**TASK**
Collect every line that includes the string "John".

[Stored entries]
• • • •
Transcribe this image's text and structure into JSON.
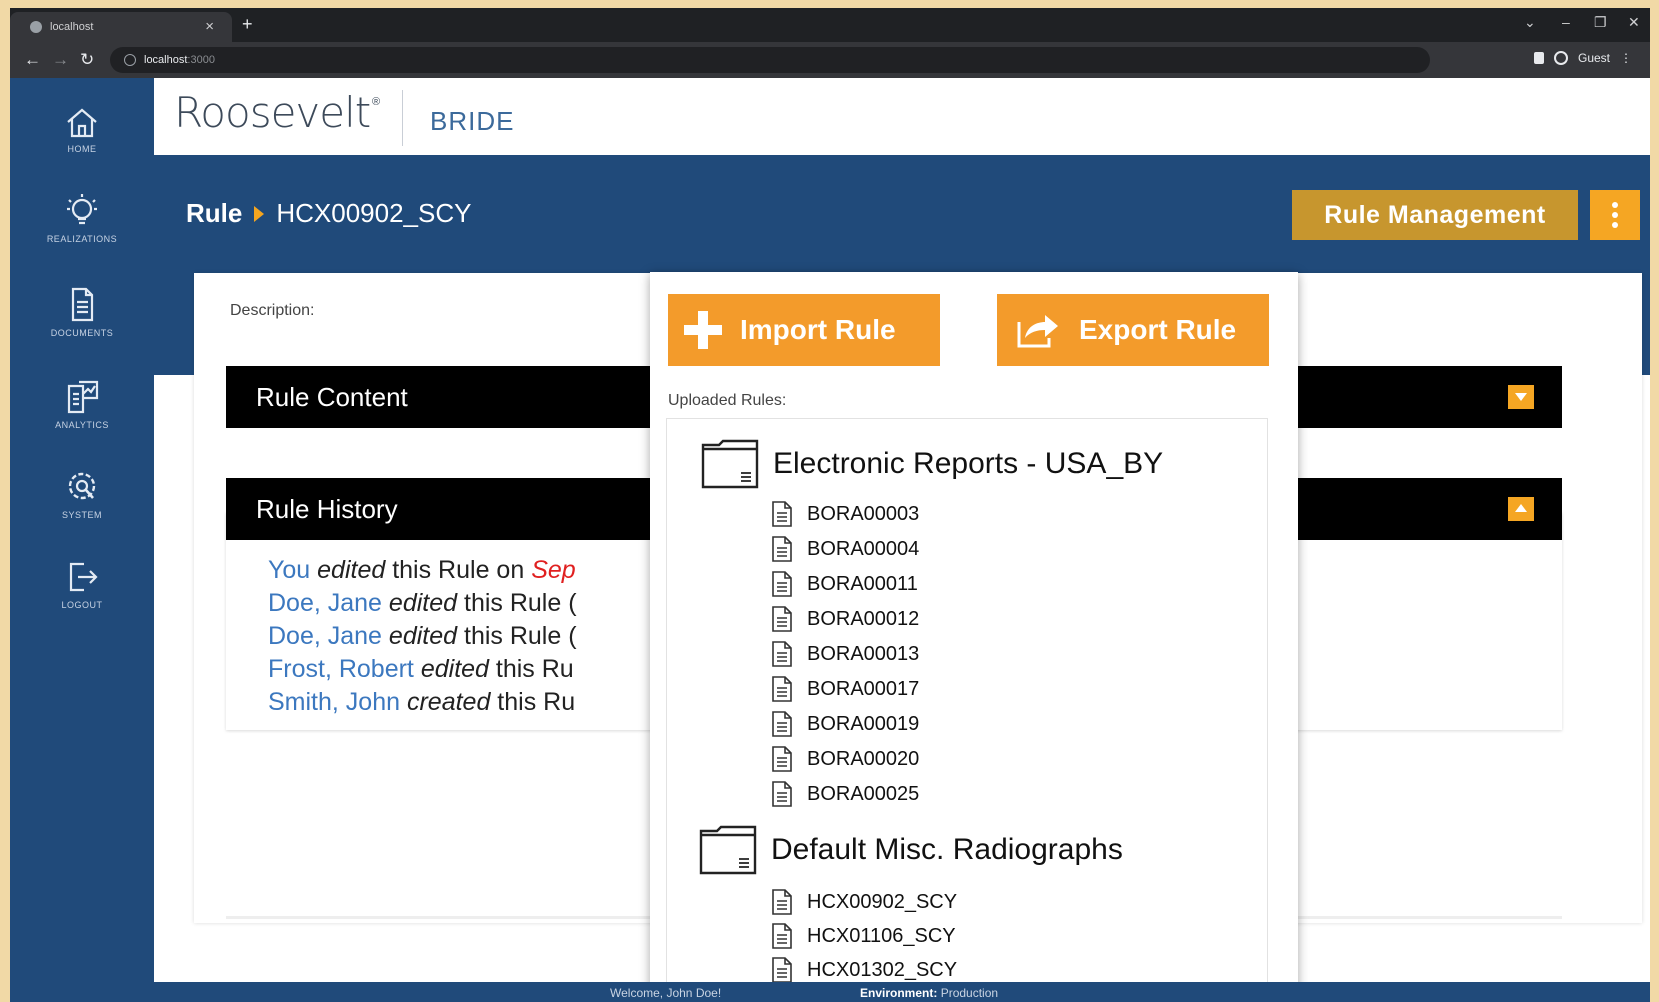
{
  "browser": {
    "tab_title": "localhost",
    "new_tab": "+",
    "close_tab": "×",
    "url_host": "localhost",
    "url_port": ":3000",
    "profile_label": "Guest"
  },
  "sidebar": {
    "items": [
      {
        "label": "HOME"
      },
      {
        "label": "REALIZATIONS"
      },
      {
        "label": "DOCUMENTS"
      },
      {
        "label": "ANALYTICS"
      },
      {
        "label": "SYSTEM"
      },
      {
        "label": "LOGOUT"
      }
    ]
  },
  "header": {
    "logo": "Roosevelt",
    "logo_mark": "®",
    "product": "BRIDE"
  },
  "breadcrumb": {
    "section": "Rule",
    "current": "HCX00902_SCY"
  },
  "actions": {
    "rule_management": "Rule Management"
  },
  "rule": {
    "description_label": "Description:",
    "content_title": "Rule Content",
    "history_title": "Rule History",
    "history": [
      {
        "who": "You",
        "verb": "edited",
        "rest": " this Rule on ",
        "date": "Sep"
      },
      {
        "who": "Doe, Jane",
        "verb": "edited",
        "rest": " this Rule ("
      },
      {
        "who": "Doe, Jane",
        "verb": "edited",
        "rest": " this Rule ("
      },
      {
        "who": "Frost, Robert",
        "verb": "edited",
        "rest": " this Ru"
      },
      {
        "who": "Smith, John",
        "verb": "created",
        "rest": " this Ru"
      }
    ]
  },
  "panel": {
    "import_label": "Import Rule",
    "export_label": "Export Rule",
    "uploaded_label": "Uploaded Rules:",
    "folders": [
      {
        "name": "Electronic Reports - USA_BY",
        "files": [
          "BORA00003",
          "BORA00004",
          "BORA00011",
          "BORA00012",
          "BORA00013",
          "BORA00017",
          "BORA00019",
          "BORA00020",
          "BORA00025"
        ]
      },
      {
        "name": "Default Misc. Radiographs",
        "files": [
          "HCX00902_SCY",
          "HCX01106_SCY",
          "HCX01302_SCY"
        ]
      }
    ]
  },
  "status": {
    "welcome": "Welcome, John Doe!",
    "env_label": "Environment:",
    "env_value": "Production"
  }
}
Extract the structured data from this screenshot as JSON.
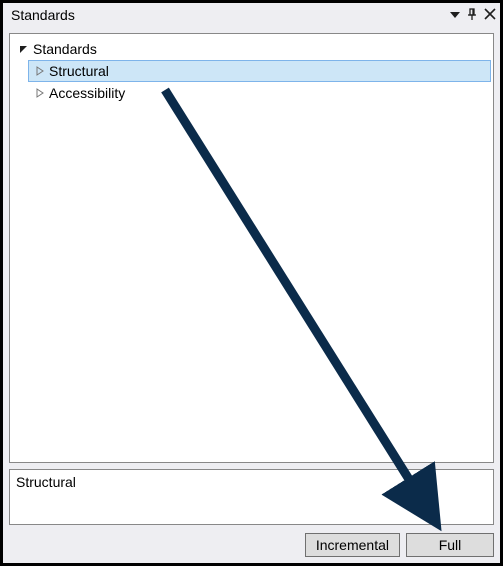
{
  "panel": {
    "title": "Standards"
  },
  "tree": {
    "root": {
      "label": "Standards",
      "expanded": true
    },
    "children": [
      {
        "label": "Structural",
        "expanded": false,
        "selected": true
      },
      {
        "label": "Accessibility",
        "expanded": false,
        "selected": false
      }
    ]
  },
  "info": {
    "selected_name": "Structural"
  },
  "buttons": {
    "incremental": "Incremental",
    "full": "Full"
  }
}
• • • •
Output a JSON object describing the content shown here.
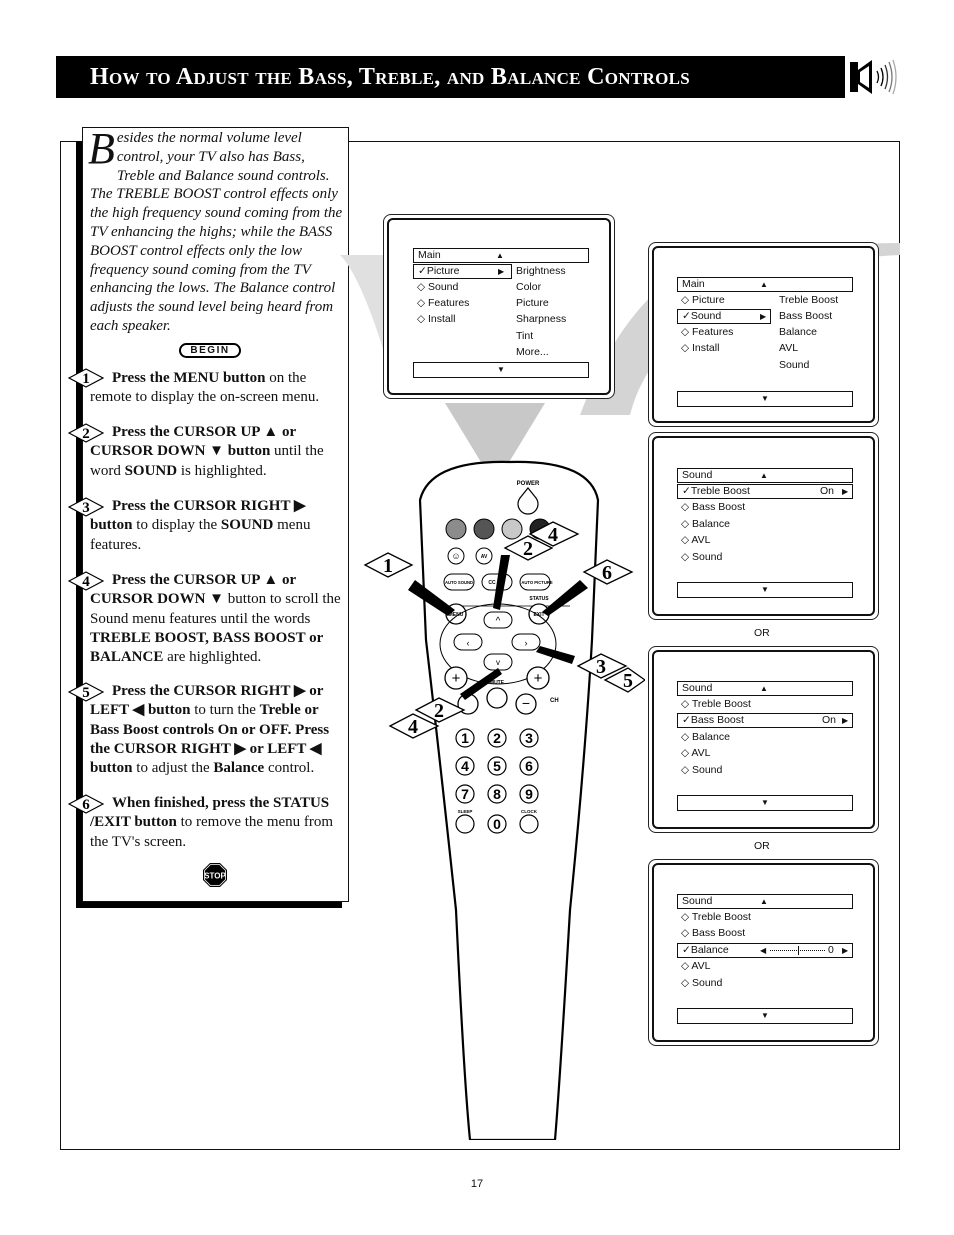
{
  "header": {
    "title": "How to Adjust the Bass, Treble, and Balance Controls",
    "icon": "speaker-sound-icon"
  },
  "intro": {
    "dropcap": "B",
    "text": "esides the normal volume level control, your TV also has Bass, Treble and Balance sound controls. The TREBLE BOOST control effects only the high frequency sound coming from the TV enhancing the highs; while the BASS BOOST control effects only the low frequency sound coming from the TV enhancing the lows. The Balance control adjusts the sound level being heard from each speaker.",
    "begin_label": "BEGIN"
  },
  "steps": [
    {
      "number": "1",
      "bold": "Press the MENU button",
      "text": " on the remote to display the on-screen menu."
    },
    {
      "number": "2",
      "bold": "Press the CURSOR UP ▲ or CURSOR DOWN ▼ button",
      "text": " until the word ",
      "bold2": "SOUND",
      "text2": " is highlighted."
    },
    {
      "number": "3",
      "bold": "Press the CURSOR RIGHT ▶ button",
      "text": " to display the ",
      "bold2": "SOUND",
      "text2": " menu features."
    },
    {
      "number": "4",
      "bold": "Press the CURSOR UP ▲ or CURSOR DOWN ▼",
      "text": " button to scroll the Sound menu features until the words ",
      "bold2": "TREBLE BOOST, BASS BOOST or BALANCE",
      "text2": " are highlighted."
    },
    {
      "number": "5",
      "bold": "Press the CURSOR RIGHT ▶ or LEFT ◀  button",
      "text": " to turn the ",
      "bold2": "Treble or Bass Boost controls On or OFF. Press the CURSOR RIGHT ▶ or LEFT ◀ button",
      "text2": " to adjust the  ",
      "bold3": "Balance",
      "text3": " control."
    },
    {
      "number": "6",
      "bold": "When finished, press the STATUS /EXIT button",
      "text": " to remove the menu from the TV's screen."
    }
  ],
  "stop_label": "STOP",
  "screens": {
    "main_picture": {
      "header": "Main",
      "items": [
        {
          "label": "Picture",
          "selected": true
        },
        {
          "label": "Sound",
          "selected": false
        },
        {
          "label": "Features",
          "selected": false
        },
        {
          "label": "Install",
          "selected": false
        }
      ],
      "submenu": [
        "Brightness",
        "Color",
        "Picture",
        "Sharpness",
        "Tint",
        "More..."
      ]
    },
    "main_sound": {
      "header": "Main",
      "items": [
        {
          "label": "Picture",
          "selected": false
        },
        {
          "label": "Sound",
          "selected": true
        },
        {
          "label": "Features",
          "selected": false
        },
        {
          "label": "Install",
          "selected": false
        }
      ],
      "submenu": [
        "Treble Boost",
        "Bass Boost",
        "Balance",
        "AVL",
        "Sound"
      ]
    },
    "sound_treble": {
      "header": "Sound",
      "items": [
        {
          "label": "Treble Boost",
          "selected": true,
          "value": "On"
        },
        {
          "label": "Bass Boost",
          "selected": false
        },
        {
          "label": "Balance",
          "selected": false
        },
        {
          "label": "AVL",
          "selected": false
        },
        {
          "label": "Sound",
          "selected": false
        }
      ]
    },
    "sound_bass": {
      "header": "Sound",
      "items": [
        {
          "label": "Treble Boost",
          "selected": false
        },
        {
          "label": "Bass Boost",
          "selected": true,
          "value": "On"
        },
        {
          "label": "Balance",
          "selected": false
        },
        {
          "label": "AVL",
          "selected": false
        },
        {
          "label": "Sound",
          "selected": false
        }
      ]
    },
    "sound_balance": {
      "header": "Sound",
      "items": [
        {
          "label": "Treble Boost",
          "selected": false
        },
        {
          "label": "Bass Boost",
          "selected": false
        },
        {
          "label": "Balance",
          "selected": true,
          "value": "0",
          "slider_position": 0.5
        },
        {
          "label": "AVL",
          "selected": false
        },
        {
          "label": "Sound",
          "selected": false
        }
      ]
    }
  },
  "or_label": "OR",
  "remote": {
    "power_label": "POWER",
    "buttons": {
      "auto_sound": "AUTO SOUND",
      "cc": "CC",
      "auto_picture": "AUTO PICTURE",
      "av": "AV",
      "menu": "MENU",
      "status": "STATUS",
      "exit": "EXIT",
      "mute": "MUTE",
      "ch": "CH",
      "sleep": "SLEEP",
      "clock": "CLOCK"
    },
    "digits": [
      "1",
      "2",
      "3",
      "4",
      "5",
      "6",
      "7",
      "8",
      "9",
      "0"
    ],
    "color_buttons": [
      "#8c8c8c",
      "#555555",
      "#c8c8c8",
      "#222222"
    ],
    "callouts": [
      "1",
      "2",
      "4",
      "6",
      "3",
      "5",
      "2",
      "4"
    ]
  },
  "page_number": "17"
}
• • • •
**TASK RESULT**
        "who": "Smith, John",
    "welcome": "Welcome, John Doe!",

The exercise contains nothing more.